[start Material supplied]

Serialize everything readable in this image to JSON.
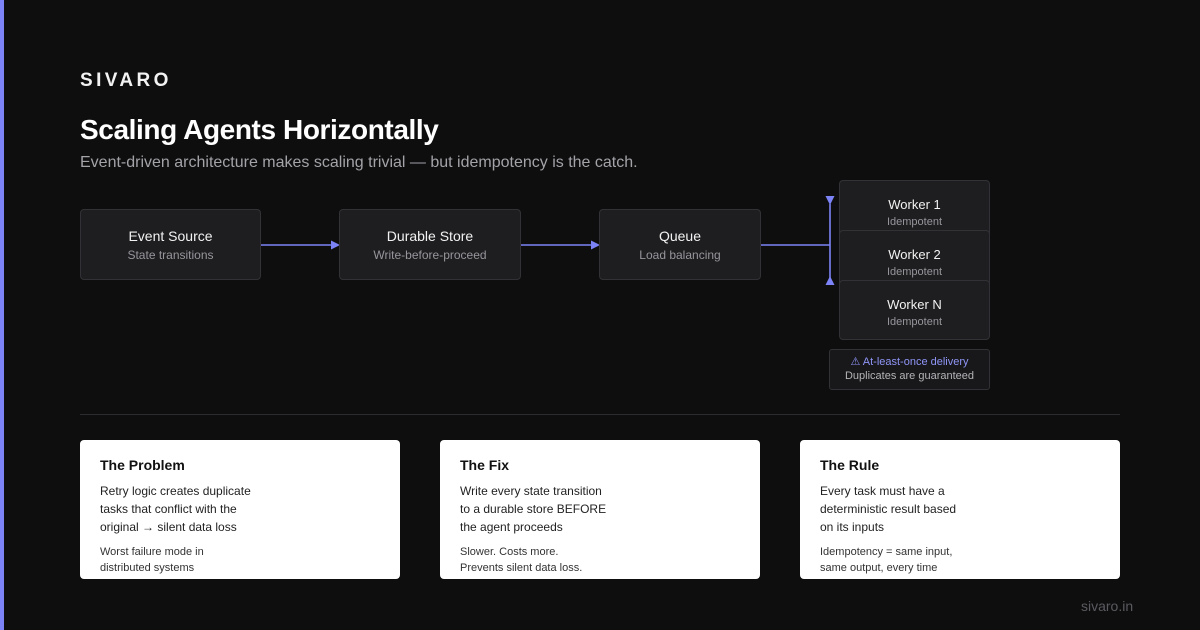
{
  "brand": "SIVARO",
  "title": "Scaling Agents Horizontally",
  "subtitle": "Event-driven architecture makes scaling trivial — but idempotency is the catch.",
  "flow": [
    {
      "title": "Event Source",
      "sub": "State transitions"
    },
    {
      "title": "Durable Store",
      "sub": "Write-before-proceed"
    },
    {
      "title": "Queue",
      "sub": "Load balancing"
    }
  ],
  "workers": [
    {
      "title": "Worker 1",
      "sub": "Idempotent"
    },
    {
      "title": "Worker 2",
      "sub": "Idempotent"
    },
    {
      "title": "Worker N",
      "sub": "Idempotent"
    }
  ],
  "warning": {
    "title": "⚠ At-least-once delivery",
    "sub": "Duplicates are guaranteed"
  },
  "cards": [
    {
      "title": "The Problem",
      "lines": [
        "Retry logic creates duplicate",
        "tasks that conflict with the",
        "original → silent data loss"
      ],
      "note": [
        "Worst failure mode in",
        "distributed systems"
      ]
    },
    {
      "title": "The Fix",
      "lines": [
        "Write every state transition",
        "to a durable store BEFORE",
        "the agent proceeds"
      ],
      "note": [
        "Slower. Costs more.",
        "Prevents silent data loss."
      ]
    },
    {
      "title": "The Rule",
      "lines": [
        "Every task must have a",
        "deterministic result based",
        "on its inputs"
      ],
      "note": [
        "Idempotency = same input,",
        "same output, every time"
      ]
    }
  ],
  "footer": "sivaro.in",
  "colors": {
    "accent": "#7c83f6",
    "background": "#0e0e0f",
    "node": "#1e1e20",
    "card": "#ffffff"
  }
}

[end Material supplied]

### Directions for this task
Print the records word for word and exclude any picture they hold.

### Task solution
Serialize everything readable in this image to JSON.
{
  "brand": "SIVARO",
  "title": "Scaling Agents Horizontally",
  "subtitle": "Event-driven architecture makes scaling trivial — but idempotency is the catch.",
  "flow": [
    {
      "title": "Event Source",
      "sub": "State transitions"
    },
    {
      "title": "Durable Store",
      "sub": "Write-before-proceed"
    },
    {
      "title": "Queue",
      "sub": "Load balancing"
    }
  ],
  "workers": [
    {
      "title": "Worker 1",
      "sub": "Idempotent"
    },
    {
      "title": "Worker 2",
      "sub": "Idempotent"
    },
    {
      "title": "Worker N",
      "sub": "Idempotent"
    }
  ],
  "warning": {
    "title": "⚠ At-least-once delivery",
    "sub": "Duplicates are guaranteed"
  },
  "cards": [
    {
      "title": "The Problem",
      "lines": [
        "Retry logic creates duplicate",
        "tasks that conflict with the",
        "original → silent data loss"
      ],
      "note": [
        "Worst failure mode in",
        "distributed systems"
      ]
    },
    {
      "title": "The Fix",
      "lines": [
        "Write every state transition",
        "to a durable store BEFORE",
        "the agent proceeds"
      ],
      "note": [
        "Slower. Costs more.",
        "Prevents silent data loss."
      ]
    },
    {
      "title": "The Rule",
      "lines": [
        "Every task must have a",
        "deterministic result based",
        "on its inputs"
      ],
      "note": [
        "Idempotency = same input,",
        "same output, every time"
      ]
    }
  ],
  "footer": "sivaro.in",
  "colors": {
    "accent": "#7c83f6",
    "background": "#0e0e0f",
    "node": "#1e1e20",
    "card": "#ffffff"
  }
}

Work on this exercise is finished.